▸ What you will do
Pull each line holding the word "Auckland" from the data.

▸ Records to use
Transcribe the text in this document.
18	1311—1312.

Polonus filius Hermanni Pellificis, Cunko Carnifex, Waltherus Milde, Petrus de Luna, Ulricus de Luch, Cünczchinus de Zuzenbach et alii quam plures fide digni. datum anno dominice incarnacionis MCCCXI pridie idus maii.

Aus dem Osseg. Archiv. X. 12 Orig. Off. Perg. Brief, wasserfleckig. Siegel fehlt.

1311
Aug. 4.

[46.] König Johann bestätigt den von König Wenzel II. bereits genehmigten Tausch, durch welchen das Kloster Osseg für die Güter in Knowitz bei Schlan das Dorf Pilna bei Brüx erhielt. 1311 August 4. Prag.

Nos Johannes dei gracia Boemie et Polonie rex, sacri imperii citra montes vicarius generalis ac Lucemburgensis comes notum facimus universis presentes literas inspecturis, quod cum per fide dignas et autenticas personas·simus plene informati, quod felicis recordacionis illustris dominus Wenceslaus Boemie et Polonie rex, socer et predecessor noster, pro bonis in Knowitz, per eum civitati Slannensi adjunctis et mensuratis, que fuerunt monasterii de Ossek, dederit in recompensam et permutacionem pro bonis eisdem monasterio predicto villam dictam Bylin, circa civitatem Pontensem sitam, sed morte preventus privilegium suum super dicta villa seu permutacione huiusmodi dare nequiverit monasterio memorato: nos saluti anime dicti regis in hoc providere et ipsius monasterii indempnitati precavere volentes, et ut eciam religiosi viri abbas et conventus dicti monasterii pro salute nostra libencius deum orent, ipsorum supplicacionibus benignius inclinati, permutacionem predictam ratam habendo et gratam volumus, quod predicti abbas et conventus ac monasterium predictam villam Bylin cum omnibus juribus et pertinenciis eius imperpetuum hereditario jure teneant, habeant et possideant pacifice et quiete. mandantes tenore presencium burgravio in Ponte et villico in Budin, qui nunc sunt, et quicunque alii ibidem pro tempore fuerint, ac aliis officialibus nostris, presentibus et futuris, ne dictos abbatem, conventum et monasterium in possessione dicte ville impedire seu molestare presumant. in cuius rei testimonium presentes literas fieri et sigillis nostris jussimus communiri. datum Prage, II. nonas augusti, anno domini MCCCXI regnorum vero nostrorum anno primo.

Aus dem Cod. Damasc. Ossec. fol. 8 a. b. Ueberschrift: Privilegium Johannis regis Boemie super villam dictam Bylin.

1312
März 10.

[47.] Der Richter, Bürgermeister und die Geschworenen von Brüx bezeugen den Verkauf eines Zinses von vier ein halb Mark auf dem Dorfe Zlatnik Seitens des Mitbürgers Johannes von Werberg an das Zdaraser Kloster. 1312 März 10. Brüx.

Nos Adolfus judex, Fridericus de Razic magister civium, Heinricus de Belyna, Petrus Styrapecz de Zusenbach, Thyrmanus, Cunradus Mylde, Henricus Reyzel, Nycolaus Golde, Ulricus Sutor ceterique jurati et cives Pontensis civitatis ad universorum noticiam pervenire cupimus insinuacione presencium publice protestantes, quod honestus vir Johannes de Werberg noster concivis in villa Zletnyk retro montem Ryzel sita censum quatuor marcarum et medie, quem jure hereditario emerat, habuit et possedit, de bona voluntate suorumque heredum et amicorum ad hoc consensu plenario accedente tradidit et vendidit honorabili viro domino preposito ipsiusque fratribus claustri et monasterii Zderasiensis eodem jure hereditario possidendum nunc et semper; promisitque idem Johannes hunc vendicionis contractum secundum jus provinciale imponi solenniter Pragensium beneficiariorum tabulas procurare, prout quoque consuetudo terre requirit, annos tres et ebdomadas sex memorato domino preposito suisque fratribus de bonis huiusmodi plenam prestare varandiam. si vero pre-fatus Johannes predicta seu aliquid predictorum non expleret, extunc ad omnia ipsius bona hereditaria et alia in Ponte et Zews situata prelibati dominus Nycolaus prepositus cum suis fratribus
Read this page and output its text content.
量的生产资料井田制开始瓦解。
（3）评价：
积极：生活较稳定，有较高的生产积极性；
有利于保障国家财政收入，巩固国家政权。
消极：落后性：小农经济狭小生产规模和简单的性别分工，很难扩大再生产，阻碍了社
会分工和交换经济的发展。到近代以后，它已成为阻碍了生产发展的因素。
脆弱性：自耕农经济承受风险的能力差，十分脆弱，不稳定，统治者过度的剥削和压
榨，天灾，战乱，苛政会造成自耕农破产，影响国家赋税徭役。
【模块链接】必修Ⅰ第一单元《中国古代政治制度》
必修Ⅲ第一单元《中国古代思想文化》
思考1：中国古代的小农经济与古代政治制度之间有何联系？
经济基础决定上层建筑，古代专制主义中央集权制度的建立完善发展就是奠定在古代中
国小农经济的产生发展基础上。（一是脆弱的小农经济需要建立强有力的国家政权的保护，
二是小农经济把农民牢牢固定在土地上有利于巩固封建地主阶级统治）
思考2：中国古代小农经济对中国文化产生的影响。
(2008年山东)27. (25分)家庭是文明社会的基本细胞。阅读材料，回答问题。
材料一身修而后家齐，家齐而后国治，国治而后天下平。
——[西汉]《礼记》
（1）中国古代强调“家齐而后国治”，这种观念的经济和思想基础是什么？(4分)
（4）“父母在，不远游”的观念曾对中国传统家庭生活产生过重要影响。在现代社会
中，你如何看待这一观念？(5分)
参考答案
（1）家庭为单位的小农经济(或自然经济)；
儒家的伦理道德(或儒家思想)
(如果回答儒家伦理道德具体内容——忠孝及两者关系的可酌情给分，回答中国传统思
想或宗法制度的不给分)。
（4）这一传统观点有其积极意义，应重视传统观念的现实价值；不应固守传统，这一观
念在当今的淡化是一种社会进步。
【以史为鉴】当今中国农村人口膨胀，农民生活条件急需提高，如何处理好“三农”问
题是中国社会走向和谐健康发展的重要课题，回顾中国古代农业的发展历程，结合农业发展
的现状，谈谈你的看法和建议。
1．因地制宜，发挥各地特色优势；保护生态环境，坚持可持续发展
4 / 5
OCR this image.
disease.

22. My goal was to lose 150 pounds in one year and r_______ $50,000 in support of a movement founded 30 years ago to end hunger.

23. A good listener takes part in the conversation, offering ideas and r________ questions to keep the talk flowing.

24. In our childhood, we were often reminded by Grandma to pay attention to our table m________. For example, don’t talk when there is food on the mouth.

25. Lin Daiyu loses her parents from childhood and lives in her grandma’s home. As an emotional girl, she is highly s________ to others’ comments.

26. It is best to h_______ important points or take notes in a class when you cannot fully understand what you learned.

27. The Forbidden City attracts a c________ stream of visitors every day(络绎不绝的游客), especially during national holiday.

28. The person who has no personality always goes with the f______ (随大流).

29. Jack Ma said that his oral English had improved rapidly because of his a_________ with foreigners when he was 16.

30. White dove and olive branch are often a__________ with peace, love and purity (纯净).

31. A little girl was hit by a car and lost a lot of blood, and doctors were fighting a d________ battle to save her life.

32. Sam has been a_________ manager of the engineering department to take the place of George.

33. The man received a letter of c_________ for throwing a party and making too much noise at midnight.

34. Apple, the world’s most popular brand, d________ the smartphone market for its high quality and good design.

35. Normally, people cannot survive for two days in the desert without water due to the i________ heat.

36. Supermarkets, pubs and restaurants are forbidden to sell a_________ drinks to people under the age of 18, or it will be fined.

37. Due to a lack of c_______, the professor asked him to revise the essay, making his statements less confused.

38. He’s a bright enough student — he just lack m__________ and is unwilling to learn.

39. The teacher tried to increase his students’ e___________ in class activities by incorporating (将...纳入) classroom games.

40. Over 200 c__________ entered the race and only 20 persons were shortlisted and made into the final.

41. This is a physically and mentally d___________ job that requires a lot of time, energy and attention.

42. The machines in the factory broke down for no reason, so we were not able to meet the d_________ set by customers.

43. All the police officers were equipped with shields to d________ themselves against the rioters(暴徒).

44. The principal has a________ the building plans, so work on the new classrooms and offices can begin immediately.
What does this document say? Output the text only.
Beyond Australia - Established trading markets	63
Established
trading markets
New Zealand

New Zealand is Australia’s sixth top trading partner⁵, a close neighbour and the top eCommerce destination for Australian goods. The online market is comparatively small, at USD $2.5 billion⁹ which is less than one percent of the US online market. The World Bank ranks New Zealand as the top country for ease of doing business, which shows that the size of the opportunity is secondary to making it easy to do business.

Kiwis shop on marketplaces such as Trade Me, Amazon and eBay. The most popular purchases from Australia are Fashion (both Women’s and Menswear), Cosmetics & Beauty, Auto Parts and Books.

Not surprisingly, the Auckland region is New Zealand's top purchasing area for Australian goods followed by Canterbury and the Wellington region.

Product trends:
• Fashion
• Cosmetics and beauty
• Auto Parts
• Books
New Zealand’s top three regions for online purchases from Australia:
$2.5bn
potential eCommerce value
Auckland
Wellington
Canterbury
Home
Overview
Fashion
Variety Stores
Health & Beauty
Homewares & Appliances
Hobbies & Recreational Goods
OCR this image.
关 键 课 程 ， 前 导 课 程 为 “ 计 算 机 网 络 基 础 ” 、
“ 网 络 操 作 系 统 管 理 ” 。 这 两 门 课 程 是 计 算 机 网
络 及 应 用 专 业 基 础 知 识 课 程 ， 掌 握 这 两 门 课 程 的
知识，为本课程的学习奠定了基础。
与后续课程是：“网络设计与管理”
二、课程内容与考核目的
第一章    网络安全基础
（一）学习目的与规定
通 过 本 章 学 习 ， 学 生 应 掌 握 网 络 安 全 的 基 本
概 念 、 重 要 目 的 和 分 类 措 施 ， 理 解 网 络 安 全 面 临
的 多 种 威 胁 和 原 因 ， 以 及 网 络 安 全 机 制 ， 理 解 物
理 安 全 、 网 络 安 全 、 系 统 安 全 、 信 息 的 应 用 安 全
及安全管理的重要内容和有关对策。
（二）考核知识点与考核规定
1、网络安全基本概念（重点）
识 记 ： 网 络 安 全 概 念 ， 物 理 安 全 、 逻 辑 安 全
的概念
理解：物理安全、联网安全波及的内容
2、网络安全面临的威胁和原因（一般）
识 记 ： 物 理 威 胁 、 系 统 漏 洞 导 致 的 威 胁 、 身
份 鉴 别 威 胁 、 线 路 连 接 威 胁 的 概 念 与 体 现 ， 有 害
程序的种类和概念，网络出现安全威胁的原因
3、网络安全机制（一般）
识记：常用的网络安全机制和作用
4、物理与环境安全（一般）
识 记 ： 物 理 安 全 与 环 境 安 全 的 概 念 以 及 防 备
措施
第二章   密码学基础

▸ Response to this task
Not surprisingly, the Auckland region is New Zealand's top purchasing area for Australian goods followed by Canterbury and the Wellington region.
Auckland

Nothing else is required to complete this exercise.